▶ Exercise aim: Repeat everything in the material exactly.

Excerpts from a figure dataset:
## start

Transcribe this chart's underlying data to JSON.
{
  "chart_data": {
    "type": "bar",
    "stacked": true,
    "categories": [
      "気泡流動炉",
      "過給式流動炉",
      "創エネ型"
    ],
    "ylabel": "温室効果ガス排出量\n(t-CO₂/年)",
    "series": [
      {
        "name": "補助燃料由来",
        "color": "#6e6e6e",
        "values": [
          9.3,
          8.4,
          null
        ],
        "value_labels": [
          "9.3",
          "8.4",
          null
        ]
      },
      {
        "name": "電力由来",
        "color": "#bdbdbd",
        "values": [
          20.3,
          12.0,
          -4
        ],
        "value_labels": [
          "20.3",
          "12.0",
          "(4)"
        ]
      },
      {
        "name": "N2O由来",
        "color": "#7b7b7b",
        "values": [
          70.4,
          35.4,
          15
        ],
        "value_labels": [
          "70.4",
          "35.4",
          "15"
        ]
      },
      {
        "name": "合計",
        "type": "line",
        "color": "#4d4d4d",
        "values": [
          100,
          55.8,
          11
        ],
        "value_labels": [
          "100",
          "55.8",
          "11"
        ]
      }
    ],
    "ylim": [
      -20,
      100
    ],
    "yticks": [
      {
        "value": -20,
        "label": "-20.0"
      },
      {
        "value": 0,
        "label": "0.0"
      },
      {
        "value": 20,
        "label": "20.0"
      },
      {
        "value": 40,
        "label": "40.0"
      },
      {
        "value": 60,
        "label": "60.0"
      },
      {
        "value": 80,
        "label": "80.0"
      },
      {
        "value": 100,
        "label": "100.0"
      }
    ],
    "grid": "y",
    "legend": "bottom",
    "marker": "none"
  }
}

## end

▶ Exercise answer:
Transcribe this chart's underlying data to JSON.
{
  "chart_data": {
    "type": "bar",
    "stacked": true,
    "categories": [
      "気泡流動炉",
      "過給式流動炉",
      "創エネ型"
    ],
    "ylabel": "温室効果ガス排出量\n(t-CO₂/年)",
    "series": [
      {
        "name": "補助燃料由来",
        "color": "#6e6e6e",
        "values": [
          9.3,
          8.4,
          null
        ],
        "value_labels": [
          "9.3",
          "8.4",
          null
        ]
      },
      {
        "name": "電力由来",
        "color": "#bdbdbd",
        "values": [
          20.3,
          12.0,
          -4
        ],
        "value_labels": [
          "20.3",
          "12.0",
          "(4)"
        ]
      },
      {
        "name": "N2O由来",
        "color": "#7b7b7b",
        "values": [
          70.4,
          35.4,
          15
        ],
        "value_labels": [
          "70.4",
          "35.4",
          "15"
        ]
      },
      {
        "name": "合計",
        "type": "line",
        "color": "#4d4d4d",
        "values": [
          100,
          55.8,
          11
        ],
        "value_labels": [
          "100",
          "55.8",
          "11"
        ]
      }
    ],
    "ylim": [
      -20,
      100
    ],
    "yticks": [
      {
        "value": -20,
        "label": "-20.0"
      },
      {
        "value": 0,
        "label": "0.0"
      },
      {
        "value": 20,
        "label": "20.0"
      },
      {
        "value": 40,
        "label": "40.0"
      },
      {
        "value": 60,
        "label": "60.0"
      },
      {
        "value": 80,
        "label": "80.0"
      },
      {
        "value": 100,
        "label": "100.0"
      }
    ],
    "grid": "y",
    "legend": "bottom",
    "marker": "none"
  }
}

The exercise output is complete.